■ **The request**
Tally how many lines include "name". The number is the whole answer.

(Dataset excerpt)
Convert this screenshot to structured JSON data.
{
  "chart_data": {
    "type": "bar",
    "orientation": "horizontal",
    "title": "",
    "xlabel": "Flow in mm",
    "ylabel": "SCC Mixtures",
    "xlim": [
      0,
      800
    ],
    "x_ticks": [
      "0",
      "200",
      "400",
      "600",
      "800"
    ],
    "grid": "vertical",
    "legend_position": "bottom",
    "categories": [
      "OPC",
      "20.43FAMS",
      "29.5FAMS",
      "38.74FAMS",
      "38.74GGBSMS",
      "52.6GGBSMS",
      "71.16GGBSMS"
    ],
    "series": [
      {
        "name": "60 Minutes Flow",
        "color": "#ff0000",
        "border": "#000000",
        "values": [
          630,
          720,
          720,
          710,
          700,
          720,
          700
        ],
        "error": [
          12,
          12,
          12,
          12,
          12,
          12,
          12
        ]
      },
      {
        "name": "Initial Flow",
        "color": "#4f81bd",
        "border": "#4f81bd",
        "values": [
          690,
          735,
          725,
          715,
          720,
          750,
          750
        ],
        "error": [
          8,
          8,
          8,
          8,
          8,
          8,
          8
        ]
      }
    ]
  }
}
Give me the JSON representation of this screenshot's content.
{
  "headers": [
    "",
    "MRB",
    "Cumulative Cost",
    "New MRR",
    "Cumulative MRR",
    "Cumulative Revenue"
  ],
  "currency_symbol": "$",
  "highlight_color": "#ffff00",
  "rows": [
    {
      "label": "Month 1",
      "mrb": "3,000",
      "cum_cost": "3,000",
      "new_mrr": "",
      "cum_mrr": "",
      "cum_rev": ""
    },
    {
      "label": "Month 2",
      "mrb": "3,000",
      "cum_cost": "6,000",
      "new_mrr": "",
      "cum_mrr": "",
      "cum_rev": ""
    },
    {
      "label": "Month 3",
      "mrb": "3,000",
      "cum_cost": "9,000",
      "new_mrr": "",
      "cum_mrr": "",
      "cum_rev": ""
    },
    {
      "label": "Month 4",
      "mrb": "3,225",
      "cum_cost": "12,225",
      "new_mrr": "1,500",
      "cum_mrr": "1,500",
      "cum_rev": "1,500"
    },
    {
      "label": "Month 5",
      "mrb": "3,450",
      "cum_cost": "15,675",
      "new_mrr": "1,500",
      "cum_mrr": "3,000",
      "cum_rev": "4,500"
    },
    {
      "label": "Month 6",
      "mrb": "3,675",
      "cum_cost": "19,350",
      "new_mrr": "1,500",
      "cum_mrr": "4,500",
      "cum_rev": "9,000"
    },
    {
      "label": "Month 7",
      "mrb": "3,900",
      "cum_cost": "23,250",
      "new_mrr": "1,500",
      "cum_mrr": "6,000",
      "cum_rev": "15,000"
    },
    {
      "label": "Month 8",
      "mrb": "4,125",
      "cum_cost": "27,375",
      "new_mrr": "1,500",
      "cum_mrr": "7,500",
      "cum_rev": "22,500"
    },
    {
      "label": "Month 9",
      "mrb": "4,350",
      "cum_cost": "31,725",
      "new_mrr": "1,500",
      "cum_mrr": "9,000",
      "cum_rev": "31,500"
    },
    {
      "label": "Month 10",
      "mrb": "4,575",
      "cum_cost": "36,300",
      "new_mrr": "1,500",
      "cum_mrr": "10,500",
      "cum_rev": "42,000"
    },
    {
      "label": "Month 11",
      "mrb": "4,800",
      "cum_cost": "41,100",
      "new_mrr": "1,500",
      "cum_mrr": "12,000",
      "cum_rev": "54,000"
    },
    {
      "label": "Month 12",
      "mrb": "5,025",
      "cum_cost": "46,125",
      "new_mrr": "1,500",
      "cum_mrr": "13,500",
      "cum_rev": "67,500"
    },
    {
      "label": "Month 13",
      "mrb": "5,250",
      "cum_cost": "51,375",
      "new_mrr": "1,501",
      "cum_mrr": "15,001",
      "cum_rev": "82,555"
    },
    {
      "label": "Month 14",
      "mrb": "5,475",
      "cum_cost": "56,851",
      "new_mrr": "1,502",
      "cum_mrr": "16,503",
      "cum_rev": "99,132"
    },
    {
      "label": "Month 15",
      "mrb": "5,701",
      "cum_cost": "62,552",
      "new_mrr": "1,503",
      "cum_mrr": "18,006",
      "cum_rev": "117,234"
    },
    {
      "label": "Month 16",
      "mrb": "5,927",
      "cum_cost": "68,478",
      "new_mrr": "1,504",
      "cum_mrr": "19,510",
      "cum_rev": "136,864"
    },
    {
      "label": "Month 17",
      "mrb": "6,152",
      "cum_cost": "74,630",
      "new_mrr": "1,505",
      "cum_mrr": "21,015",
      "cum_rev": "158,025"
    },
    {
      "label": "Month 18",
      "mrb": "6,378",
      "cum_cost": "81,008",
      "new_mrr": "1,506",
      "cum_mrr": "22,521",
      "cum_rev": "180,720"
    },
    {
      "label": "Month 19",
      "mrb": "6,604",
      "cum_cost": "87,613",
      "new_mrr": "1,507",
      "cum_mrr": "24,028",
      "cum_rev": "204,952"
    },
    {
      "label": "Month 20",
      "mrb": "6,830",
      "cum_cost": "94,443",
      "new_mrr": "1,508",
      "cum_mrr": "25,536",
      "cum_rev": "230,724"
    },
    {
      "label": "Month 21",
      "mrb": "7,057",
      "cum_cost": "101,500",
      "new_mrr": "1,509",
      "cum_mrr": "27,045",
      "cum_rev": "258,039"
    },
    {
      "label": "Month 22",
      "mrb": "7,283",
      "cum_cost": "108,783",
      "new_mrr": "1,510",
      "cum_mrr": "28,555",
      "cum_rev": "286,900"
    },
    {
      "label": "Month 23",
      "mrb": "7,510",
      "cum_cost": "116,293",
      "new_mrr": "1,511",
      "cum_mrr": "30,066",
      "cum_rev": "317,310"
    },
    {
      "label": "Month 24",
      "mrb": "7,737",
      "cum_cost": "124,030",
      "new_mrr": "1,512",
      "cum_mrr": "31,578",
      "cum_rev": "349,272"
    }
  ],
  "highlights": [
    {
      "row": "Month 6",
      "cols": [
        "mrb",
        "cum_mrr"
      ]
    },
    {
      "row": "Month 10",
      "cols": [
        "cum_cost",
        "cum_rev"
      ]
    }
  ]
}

■ **Exercise output**
2